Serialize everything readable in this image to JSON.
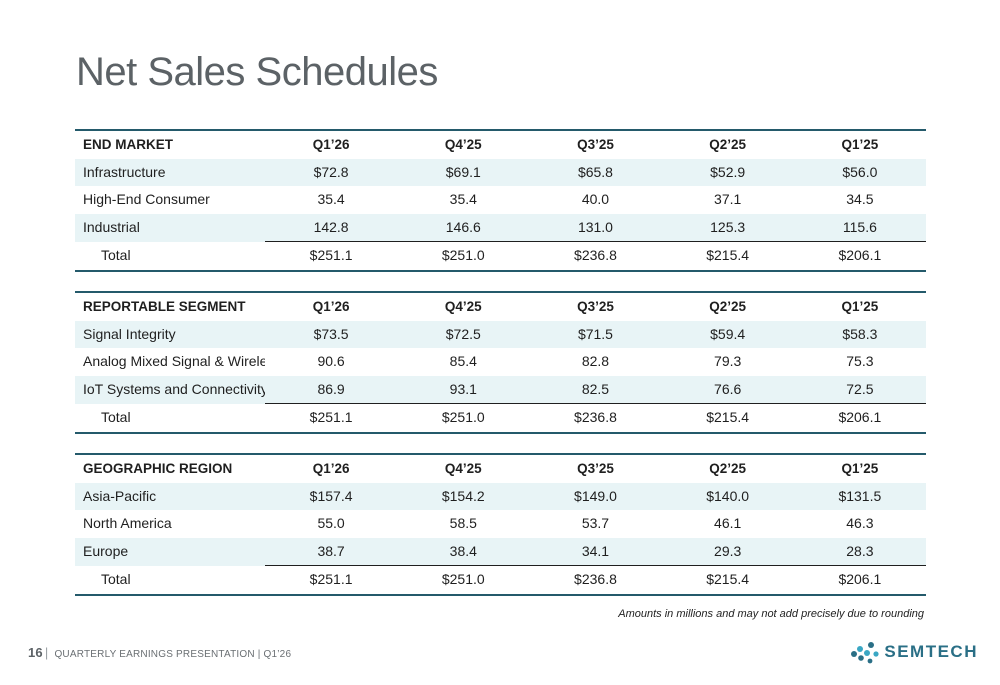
{
  "title": "Net Sales Schedules",
  "columns": [
    "Q1’26",
    "Q4’25",
    "Q3’25",
    "Q2’25",
    "Q1’25"
  ],
  "tables": [
    {
      "heading": "END MARKET",
      "rows": [
        {
          "label": "Infrastructure",
          "values": [
            "$72.8",
            "$69.1",
            "$65.8",
            "$52.9",
            "$56.0"
          ]
        },
        {
          "label": "High-End Consumer",
          "values": [
            "35.4",
            "35.4",
            "40.0",
            "37.1",
            "34.5"
          ]
        },
        {
          "label": "Industrial",
          "values": [
            "142.8",
            "146.6",
            "131.0",
            "125.3",
            "115.6"
          ]
        }
      ],
      "total": {
        "label": "Total",
        "values": [
          "$251.1",
          "$251.0",
          "$236.8",
          "$215.4",
          "$206.1"
        ]
      }
    },
    {
      "heading": "REPORTABLE SEGMENT",
      "rows": [
        {
          "label": "Signal Integrity",
          "values": [
            "$73.5",
            "$72.5",
            "$71.5",
            "$59.4",
            "$58.3"
          ]
        },
        {
          "label": "Analog Mixed Signal & Wireless",
          "values": [
            "90.6",
            "85.4",
            "82.8",
            "79.3",
            "75.3"
          ]
        },
        {
          "label": "IoT Systems and Connectivity",
          "values": [
            "86.9",
            "93.1",
            "82.5",
            "76.6",
            "72.5"
          ]
        }
      ],
      "total": {
        "label": "Total",
        "values": [
          "$251.1",
          "$251.0",
          "$236.8",
          "$215.4",
          "$206.1"
        ]
      }
    },
    {
      "heading": "GEOGRAPHIC REGION",
      "rows": [
        {
          "label": "Asia-Pacific",
          "values": [
            "$157.4",
            "$154.2",
            "$149.0",
            "$140.0",
            "$131.5"
          ]
        },
        {
          "label": "North America",
          "values": [
            "55.0",
            "58.5",
            "53.7",
            "46.1",
            "46.3"
          ]
        },
        {
          "label": "Europe",
          "values": [
            "38.7",
            "38.4",
            "34.1",
            "29.3",
            "28.3"
          ]
        }
      ],
      "total": {
        "label": "Total",
        "values": [
          "$251.1",
          "$251.0",
          "$236.8",
          "$215.4",
          "$206.1"
        ]
      }
    }
  ],
  "footnote": "Amounts in millions and may not add precisely due to rounding",
  "footer": {
    "page": "16",
    "text": "QUARTERLY EARNINGS PRESENTATION | Q1’26"
  },
  "logo": {
    "text": "SEMTECH",
    "mark_icon": "semtech-logo-icon"
  },
  "colors": {
    "accent": "#245a6b",
    "row_shade": "#e8f4f6",
    "title": "#5c6266",
    "logo": "#2a6f86"
  }
}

________________________

> **Written problem**:
From the listing above, print every entry precisely and drop the pictures.

> **Answer for the task**:
Serialize everything readable in this image to JSON.
{
  "title": "Net Sales Schedules",
  "columns": [
    "Q1’26",
    "Q4’25",
    "Q3’25",
    "Q2’25",
    "Q1’25"
  ],
  "tables": [
    {
      "heading": "END MARKET",
      "rows": [
        {
          "label": "Infrastructure",
          "values": [
            "$72.8",
            "$69.1",
            "$65.8",
            "$52.9",
            "$56.0"
          ]
        },
        {
          "label": "High-End Consumer",
          "values": [
            "35.4",
            "35.4",
            "40.0",
            "37.1",
            "34.5"
          ]
        },
        {
          "label": "Industrial",
          "values": [
            "142.8",
            "146.6",
            "131.0",
            "125.3",
            "115.6"
          ]
        }
      ],
      "total": {
        "label": "Total",
        "values": [
          "$251.1",
          "$251.0",
          "$236.8",
          "$215.4",
          "$206.1"
        ]
      }
    },
    {
      "heading": "REPORTABLE SEGMENT",
      "rows": [
        {
          "label": "Signal Integrity",
          "values": [
            "$73.5",
            "$72.5",
            "$71.5",
            "$59.4",
            "$58.3"
          ]
        },
        {
          "label": "Analog Mixed Signal & Wireless",
          "values": [
            "90.6",
            "85.4",
            "82.8",
            "79.3",
            "75.3"
          ]
        },
        {
          "label": "IoT Systems and Connectivity",
          "values": [
            "86.9",
            "93.1",
            "82.5",
            "76.6",
            "72.5"
          ]
        }
      ],
      "total": {
        "label": "Total",
        "values": [
          "$251.1",
          "$251.0",
          "$236.8",
          "$215.4",
          "$206.1"
        ]
      }
    },
    {
      "heading": "GEOGRAPHIC REGION",
      "rows": [
        {
          "label": "Asia-Pacific",
          "values": [
            "$157.4",
            "$154.2",
            "$149.0",
            "$140.0",
            "$131.5"
          ]
        },
        {
          "label": "North America",
          "values": [
            "55.0",
            "58.5",
            "53.7",
            "46.1",
            "46.3"
          ]
        },
        {
          "label": "Europe",
          "values": [
            "38.7",
            "38.4",
            "34.1",
            "29.3",
            "28.3"
          ]
        }
      ],
      "total": {
        "label": "Total",
        "values": [
          "$251.1",
          "$251.0",
          "$236.8",
          "$215.4",
          "$206.1"
        ]
      }
    }
  ],
  "footnote": "Amounts in millions and may not add precisely due to rounding",
  "footer": {
    "page": "16",
    "text": "QUARTERLY EARNINGS PRESENTATION | Q1’26"
  },
  "logo": {
    "text": "SEMTECH",
    "mark_icon": "semtech-logo-icon"
  },
  "colors": {
    "accent": "#245a6b",
    "row_shade": "#e8f4f6",
    "title": "#5c6266",
    "logo": "#2a6f86"
  }
}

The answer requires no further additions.